→ **GIVEN PROBLEM**:
The listing below is the input. Say how many of its lines contain "Кожевников", giving the number alone.

****************

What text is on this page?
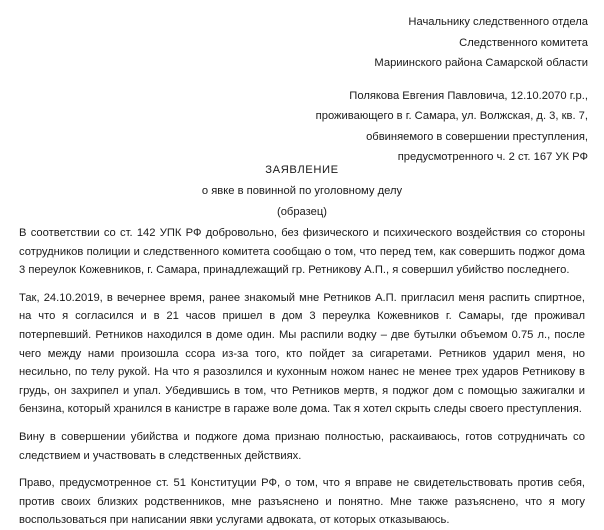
Начальнику следственного отдела
Следственного комитета
Мариинского района Самарской области
Полякова Евгения Павловича, 12.10.2070 г.р.,
проживающего в г. Самара, ул. Волжская, д. 3, кв. 7,
обвиняемого в совершении преступления,
предусмотренного ч. 2 ст. 167 УК РФ
ЗАЯВЛЕНИЕ
о явке в повинной по уголовному делу
(образец)

В соответствии со ст. 142 УПК РФ добровольно, без физического и психического воздействия со стороны сотрудников полиции и следственного комитета сообщаю о том, что перед тем, как совершить поджог дома 3 переулок Кожевников, г. Самара, принадлежащий гр. Ретникову А.П., я совершил убийство последнего.

Так, 24.10.2019, в вечернее время, ранее знакомый мне Ретников А.П. пригласил меня распить спиртное, на что я согласился и в 21 часов пришел в дом 3 переулка Кожевников г. Самары, где проживал потерпевший. Ретников находился в доме один. Мы распили водку – две бутылки объемом 0.75 л., после чего между нами произошла ссора из-за того, кто пойдет за сигаретами. Ретников ударил меня, но несильно, по телу рукой. На что я разозлился и кухонным ножом нанес не менее трех ударов Ретникову в грудь, он захрипел и упал. Убедившись в том, что Ретников мертв, я поджог дом с помощью зажигалки и бензина, который хранился в канистре в гараже воле дома. Так я хотел скрыть следы своего преступления.

Вину в совершении убийства и поджоге дома признаю полностью, раскаиваюсь, готов сотрудничать со следствием и участвовать в следственных действиях.

Право, предусмотренное ст. 51 Конституции РФ, о том, что я вправе не свидетельствовать против себя, против своих близких родственников, мне разъяснено и понятно. Мне также разъяснено, что я могу воспользоваться при написании явки услугами адвоката, от которых отказываюсь.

****************

→ **REPLY**:
2